**Your instructions**. Return each line of the listing that contains the string "Quick".
— BEGIN Task data —
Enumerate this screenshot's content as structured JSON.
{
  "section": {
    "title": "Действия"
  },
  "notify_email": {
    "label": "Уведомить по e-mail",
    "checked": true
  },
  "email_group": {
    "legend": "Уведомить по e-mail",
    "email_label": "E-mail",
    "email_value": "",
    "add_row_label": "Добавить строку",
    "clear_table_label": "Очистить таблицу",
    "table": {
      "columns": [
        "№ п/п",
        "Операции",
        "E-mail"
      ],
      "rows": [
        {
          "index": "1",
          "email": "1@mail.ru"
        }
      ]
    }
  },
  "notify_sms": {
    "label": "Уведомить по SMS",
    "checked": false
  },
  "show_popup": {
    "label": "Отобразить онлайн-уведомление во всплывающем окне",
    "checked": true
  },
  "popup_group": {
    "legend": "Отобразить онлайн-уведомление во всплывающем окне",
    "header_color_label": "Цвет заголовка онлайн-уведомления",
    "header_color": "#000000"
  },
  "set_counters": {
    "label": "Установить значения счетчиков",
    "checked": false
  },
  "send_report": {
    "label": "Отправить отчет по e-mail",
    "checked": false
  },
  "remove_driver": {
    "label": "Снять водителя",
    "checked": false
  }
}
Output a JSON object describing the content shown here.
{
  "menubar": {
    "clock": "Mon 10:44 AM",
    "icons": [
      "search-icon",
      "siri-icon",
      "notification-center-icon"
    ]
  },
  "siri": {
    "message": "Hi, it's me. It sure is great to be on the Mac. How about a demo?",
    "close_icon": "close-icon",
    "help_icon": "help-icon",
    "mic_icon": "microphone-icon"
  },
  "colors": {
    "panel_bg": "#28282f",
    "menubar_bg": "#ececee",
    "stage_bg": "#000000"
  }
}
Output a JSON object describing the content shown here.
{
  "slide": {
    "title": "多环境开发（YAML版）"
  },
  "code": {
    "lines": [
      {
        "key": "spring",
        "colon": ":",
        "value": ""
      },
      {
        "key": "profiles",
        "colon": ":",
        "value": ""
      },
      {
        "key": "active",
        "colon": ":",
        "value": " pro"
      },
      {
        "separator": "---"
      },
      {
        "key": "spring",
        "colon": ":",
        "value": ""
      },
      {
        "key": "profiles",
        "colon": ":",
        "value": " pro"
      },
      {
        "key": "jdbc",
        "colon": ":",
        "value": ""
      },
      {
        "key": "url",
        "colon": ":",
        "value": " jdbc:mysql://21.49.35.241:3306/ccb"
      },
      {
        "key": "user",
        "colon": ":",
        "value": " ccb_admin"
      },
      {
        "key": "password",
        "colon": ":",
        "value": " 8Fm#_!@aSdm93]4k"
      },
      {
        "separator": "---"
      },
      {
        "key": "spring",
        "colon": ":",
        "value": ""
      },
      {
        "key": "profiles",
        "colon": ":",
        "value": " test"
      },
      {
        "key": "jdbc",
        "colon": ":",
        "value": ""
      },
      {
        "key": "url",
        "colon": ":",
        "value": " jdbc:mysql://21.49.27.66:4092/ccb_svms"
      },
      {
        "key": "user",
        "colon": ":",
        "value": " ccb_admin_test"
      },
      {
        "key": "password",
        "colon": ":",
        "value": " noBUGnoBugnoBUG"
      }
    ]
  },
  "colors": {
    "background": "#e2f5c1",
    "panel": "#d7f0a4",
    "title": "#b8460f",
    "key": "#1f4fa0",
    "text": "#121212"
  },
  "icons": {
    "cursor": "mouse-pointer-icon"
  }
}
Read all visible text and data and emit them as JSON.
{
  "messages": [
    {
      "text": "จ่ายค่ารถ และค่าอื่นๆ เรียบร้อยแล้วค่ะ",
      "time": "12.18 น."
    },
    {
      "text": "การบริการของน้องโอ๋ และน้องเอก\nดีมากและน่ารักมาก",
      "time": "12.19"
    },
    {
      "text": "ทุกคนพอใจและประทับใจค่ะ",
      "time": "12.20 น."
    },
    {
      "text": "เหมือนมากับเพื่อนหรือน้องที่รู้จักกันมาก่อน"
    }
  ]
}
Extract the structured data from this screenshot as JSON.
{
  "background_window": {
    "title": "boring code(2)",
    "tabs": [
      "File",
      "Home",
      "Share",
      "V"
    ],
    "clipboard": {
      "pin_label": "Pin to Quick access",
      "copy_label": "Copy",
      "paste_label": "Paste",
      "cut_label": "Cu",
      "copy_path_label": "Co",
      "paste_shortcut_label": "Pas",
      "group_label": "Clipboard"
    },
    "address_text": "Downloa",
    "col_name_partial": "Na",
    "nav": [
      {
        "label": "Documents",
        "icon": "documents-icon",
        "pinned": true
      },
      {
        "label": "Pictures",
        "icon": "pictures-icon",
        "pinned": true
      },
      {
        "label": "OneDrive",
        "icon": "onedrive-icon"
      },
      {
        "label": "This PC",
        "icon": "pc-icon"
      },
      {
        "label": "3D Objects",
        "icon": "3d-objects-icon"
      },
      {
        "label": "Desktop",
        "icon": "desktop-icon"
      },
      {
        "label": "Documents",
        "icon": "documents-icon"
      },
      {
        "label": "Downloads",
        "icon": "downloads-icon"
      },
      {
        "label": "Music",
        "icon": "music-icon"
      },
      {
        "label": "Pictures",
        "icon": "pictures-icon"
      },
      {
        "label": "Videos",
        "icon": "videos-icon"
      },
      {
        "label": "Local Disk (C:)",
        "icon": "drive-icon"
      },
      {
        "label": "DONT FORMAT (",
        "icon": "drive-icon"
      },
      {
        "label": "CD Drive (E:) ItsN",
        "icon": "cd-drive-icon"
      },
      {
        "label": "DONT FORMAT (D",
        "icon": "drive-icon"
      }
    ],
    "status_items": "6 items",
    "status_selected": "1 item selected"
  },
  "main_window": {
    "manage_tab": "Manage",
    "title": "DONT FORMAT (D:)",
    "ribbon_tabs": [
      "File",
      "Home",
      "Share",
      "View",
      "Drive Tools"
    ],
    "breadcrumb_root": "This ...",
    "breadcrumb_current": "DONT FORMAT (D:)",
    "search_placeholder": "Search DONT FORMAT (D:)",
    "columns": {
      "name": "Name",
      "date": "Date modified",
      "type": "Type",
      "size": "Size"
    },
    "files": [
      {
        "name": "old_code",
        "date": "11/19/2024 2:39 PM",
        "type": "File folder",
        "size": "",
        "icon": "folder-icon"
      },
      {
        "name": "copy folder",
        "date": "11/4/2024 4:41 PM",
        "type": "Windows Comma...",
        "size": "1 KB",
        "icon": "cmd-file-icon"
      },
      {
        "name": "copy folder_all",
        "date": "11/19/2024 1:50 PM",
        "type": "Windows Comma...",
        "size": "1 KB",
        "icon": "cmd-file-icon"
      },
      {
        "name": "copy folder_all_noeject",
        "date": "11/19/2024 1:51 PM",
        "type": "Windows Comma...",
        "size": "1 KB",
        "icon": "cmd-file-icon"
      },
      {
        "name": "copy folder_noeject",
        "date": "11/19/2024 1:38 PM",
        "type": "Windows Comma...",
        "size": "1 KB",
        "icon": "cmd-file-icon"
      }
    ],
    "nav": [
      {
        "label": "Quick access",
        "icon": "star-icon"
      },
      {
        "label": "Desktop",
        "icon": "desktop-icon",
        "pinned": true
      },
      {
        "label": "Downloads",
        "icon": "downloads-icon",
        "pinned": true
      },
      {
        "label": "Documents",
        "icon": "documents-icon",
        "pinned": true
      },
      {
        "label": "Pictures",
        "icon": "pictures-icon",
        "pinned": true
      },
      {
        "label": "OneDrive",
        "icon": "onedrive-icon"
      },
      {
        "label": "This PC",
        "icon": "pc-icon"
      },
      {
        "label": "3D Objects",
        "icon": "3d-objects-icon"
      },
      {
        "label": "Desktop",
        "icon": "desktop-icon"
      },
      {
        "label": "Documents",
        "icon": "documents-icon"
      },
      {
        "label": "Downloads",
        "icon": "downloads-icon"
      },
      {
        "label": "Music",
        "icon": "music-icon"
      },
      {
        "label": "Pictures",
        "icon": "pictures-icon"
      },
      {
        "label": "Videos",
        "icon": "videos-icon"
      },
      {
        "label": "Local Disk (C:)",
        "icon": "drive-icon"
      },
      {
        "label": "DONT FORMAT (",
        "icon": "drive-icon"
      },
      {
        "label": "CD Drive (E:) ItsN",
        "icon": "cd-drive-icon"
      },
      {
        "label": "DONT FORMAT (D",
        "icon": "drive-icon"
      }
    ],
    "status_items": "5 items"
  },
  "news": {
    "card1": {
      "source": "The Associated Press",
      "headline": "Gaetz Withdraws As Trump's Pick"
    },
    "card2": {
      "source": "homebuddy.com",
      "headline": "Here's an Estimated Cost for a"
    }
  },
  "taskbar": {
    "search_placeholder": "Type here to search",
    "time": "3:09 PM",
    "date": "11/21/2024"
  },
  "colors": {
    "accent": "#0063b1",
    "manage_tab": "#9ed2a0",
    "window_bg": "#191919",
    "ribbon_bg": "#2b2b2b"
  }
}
— END Task data —
**Answer to this exercise**.
      "pin_label": "Pin to Quick access",
        "label": "Quick access",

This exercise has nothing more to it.